----- Records -----

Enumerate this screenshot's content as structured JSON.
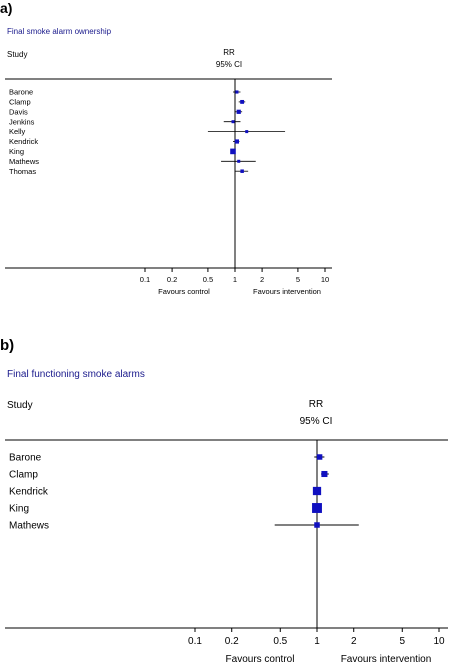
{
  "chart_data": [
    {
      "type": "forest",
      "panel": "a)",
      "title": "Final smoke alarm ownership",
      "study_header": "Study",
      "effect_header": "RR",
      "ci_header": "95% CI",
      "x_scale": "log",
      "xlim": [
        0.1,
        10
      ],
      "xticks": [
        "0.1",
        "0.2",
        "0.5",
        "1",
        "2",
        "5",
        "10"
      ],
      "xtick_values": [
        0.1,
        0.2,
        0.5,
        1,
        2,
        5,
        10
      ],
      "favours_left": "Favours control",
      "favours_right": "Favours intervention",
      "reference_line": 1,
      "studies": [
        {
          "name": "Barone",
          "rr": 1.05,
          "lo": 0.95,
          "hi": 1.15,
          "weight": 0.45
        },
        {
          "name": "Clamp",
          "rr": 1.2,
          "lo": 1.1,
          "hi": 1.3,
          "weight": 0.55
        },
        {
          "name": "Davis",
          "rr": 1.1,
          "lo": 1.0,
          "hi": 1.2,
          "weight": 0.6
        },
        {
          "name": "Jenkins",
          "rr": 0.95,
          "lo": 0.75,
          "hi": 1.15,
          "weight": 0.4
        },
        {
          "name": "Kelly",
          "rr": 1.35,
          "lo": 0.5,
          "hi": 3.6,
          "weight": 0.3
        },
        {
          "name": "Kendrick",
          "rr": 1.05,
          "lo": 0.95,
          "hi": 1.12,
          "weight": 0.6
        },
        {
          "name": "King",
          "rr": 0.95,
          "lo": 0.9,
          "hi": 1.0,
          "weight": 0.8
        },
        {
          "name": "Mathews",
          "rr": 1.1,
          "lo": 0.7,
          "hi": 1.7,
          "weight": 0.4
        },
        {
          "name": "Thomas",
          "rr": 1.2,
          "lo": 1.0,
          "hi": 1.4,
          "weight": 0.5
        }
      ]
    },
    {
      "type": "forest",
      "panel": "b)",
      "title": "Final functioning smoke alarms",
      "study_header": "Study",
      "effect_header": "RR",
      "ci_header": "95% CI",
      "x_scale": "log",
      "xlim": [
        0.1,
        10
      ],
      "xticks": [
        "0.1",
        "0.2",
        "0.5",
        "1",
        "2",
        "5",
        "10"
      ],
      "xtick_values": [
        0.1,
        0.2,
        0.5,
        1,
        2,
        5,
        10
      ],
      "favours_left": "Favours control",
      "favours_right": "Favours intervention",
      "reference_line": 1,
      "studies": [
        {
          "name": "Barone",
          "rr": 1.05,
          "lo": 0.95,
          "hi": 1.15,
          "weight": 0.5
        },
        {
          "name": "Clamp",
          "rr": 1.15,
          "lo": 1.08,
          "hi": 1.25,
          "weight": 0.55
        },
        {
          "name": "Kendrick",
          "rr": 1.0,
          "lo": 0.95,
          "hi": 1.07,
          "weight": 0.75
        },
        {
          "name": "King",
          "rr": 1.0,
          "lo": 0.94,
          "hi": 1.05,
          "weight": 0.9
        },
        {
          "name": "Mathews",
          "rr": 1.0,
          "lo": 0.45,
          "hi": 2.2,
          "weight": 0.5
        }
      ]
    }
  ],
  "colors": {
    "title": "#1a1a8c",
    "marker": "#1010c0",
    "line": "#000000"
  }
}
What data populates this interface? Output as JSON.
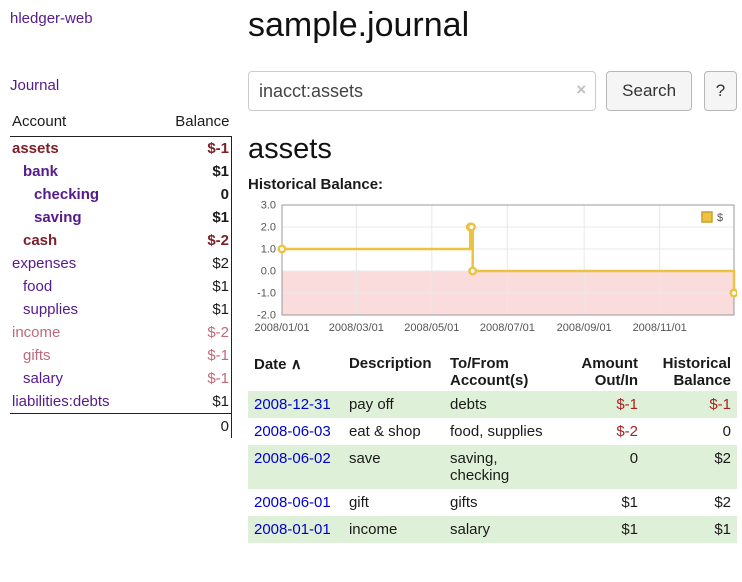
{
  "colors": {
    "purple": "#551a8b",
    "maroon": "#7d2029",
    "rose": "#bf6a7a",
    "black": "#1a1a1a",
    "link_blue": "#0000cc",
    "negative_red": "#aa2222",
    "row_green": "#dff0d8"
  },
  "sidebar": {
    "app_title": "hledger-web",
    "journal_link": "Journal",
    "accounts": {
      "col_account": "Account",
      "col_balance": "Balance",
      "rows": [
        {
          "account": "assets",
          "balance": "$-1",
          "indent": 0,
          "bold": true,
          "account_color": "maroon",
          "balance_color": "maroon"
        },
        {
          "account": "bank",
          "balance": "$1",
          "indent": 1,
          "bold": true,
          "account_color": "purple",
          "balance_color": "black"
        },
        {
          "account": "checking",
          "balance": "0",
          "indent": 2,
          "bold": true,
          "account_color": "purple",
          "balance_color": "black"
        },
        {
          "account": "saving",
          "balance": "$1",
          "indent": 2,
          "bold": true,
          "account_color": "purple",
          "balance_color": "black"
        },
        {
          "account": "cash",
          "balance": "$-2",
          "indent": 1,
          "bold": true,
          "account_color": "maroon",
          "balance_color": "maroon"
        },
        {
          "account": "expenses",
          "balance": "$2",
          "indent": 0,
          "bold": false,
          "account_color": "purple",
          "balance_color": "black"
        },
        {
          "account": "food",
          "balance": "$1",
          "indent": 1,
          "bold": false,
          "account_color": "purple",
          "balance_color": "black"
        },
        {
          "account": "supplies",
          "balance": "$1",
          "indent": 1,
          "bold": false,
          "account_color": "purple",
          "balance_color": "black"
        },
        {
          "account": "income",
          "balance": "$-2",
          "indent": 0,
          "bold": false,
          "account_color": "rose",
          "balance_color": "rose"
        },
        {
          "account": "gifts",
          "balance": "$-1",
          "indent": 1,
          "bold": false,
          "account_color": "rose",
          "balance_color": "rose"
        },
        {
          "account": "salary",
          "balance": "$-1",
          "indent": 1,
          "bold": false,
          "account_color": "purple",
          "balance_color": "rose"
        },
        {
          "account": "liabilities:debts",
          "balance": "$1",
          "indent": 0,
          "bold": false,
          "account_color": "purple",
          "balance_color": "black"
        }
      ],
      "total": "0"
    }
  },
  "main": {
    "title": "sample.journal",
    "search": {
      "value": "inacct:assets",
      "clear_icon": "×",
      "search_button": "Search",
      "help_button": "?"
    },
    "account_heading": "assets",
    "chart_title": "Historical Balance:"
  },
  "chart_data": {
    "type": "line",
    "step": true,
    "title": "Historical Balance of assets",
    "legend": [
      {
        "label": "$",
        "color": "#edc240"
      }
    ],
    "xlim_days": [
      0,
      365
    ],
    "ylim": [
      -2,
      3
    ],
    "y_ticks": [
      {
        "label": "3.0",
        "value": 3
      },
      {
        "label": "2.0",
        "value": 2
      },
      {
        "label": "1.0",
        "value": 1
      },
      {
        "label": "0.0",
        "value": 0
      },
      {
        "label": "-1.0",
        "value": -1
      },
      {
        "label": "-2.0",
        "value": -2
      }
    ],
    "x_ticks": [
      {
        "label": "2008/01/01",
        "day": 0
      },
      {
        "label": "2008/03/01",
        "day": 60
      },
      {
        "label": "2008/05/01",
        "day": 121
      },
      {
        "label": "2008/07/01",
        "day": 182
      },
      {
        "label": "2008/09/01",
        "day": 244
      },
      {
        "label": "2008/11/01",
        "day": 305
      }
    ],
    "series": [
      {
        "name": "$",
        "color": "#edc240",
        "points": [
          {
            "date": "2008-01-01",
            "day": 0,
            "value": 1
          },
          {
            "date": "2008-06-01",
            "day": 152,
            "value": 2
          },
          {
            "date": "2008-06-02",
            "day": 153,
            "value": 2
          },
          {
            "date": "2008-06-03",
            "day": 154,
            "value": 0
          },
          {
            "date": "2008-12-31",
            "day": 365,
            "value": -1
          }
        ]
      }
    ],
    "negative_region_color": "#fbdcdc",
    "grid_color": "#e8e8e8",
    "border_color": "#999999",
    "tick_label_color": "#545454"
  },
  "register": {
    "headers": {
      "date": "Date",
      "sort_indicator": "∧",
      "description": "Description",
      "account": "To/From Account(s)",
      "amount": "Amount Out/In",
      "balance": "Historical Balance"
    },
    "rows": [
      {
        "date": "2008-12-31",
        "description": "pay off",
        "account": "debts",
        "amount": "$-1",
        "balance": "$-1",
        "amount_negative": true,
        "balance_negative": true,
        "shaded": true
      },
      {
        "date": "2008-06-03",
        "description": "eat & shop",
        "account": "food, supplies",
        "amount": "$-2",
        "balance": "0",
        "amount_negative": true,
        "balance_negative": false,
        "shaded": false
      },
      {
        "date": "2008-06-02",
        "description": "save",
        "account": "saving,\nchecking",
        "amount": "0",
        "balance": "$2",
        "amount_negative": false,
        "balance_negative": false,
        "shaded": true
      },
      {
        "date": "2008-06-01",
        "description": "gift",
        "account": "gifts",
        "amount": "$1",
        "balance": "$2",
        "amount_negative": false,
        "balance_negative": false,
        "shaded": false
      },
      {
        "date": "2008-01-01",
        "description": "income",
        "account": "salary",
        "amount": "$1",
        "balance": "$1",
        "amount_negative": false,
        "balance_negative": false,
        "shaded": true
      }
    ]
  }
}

-----

Report all lines of the data that include the word "supplies".

          "account": "supplies",
        "account": "food, supplies",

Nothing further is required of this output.